**Work to do**
Extract every line below that contains the word "causes".

>> BEGIN

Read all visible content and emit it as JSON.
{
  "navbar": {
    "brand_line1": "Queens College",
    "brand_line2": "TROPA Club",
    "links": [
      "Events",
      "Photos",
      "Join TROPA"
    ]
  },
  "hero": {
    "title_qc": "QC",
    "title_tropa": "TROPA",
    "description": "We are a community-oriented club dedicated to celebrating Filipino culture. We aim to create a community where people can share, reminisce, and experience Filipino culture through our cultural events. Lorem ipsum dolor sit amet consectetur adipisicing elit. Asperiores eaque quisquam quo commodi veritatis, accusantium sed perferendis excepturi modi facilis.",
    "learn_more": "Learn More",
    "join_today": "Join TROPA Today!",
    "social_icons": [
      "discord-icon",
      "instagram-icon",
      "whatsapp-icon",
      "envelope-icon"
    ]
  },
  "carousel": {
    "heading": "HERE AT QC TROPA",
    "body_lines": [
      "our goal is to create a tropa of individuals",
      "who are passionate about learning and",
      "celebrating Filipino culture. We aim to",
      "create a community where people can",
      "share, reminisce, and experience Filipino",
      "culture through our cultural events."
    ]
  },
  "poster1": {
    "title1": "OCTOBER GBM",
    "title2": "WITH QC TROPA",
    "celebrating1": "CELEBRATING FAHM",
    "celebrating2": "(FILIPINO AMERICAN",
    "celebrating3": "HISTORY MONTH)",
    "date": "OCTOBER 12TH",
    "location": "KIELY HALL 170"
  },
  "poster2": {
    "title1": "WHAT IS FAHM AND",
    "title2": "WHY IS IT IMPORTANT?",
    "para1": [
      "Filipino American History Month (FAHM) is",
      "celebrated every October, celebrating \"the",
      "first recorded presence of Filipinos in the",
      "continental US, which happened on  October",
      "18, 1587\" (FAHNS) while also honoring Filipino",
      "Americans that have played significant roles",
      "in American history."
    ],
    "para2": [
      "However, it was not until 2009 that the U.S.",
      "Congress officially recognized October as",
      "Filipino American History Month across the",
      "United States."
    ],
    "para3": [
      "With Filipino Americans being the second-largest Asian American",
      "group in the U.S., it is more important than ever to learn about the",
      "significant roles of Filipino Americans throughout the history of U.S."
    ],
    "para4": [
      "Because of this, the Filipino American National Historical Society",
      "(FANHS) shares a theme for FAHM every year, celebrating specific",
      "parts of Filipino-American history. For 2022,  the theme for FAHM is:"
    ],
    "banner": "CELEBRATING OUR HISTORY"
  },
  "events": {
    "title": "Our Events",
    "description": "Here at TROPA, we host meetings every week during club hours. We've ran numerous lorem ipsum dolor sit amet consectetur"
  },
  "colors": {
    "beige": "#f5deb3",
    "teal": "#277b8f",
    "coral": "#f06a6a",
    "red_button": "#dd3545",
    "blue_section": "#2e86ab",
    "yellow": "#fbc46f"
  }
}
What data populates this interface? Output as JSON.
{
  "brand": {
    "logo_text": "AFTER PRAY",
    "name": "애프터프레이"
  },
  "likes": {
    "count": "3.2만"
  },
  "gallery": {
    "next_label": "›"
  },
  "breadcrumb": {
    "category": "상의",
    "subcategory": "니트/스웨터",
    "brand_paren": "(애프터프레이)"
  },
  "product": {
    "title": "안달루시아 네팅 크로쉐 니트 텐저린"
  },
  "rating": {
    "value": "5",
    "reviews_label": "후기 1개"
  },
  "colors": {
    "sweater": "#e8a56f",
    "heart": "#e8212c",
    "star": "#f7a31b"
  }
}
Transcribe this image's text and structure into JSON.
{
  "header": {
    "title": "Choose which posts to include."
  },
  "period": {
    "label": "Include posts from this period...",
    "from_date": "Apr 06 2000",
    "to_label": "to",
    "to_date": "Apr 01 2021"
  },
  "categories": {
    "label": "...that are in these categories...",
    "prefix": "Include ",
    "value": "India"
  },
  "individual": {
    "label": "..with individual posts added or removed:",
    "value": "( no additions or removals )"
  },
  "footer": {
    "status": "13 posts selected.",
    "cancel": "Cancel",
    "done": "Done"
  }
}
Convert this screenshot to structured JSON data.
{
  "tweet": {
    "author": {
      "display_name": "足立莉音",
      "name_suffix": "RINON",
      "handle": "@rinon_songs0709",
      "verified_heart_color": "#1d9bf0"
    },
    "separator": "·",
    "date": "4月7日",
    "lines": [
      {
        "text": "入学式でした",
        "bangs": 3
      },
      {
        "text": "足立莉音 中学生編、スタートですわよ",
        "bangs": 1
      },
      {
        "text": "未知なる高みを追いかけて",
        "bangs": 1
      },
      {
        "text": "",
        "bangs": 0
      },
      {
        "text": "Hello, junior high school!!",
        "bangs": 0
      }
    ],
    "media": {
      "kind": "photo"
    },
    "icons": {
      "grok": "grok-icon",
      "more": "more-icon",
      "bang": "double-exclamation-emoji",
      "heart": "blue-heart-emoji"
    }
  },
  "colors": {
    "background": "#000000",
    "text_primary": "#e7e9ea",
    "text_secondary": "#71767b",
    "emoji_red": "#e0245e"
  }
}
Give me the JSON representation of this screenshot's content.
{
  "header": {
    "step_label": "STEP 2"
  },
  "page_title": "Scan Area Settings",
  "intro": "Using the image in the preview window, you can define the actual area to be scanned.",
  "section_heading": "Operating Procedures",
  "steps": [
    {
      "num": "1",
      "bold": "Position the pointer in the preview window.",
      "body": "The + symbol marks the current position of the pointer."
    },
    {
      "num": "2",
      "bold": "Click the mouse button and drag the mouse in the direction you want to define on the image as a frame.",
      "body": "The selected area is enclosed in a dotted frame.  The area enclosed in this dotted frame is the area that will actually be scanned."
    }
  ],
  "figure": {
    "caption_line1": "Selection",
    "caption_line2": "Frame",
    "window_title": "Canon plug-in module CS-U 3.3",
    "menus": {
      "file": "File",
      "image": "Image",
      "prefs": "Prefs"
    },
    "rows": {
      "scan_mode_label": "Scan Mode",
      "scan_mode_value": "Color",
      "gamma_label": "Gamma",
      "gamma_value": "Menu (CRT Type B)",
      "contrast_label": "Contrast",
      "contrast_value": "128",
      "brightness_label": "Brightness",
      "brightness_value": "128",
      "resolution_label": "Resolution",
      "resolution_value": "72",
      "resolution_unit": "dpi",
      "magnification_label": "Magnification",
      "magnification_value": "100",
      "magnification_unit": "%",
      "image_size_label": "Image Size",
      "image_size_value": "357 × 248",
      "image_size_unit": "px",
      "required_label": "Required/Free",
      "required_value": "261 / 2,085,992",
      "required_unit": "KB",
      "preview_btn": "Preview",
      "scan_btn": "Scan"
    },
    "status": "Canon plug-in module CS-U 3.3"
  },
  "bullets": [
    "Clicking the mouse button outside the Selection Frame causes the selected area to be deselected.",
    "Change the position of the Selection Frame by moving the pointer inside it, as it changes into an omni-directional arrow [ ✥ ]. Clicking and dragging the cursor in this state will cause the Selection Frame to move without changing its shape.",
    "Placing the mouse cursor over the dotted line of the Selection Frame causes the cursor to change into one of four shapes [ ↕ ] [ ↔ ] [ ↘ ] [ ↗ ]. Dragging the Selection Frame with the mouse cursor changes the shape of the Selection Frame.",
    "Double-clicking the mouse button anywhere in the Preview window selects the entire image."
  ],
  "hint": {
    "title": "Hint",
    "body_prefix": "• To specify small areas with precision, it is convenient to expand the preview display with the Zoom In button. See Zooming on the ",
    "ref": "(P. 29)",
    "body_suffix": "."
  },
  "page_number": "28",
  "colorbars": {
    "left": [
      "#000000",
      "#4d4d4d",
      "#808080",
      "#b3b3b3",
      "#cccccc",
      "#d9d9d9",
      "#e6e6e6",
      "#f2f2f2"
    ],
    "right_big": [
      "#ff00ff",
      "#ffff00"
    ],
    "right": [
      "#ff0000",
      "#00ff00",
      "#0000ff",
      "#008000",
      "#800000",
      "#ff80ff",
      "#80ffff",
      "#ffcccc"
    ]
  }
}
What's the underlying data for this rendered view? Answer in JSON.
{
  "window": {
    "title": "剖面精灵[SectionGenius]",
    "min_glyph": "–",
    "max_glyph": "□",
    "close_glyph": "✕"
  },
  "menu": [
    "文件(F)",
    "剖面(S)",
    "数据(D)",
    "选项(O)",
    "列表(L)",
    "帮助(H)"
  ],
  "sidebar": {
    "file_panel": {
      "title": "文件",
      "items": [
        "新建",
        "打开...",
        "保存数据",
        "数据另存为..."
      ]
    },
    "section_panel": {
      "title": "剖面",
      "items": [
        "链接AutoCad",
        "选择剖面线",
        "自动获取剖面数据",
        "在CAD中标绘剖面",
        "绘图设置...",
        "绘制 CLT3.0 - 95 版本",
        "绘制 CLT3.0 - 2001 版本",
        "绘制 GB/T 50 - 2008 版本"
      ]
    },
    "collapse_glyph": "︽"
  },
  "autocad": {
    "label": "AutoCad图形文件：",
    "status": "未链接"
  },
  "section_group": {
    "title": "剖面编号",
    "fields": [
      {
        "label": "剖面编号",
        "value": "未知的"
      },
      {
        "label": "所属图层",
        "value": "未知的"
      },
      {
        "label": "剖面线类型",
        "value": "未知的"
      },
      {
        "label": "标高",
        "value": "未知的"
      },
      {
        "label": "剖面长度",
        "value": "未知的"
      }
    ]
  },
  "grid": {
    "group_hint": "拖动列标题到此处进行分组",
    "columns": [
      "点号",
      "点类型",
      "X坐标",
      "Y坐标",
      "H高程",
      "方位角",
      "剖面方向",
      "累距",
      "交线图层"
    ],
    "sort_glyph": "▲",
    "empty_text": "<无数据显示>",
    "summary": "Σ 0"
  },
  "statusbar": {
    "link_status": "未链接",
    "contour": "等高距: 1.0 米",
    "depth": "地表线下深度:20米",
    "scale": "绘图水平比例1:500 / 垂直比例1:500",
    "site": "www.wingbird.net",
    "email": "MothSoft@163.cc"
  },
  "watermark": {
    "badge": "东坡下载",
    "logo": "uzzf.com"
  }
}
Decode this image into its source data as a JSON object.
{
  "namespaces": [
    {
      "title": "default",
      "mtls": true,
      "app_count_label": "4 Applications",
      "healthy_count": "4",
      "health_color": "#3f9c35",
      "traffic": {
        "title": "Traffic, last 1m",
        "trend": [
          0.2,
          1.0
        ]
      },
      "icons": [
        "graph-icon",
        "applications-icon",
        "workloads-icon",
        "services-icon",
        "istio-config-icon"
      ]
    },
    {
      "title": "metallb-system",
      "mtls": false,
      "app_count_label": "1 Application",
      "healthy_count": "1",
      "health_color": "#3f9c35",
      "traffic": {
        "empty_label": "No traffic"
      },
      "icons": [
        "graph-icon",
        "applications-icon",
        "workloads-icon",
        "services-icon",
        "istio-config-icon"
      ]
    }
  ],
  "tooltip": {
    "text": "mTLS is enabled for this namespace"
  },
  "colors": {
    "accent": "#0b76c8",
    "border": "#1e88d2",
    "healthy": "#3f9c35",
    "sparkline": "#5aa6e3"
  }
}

>> END

**Answer to this problem**
    "Clicking the mouse button outside the Selection Frame causes the selected area to be deselected.",
    "Placing the mouse cursor over the dotted line of the Selection Frame causes the cursor to change into one of four shapes [ ↕ ] [ ↔ ] [ ↘ ] [ ↗ ]. Dragging the Selection Frame with the mouse cursor changes the shape of the Selection Frame.",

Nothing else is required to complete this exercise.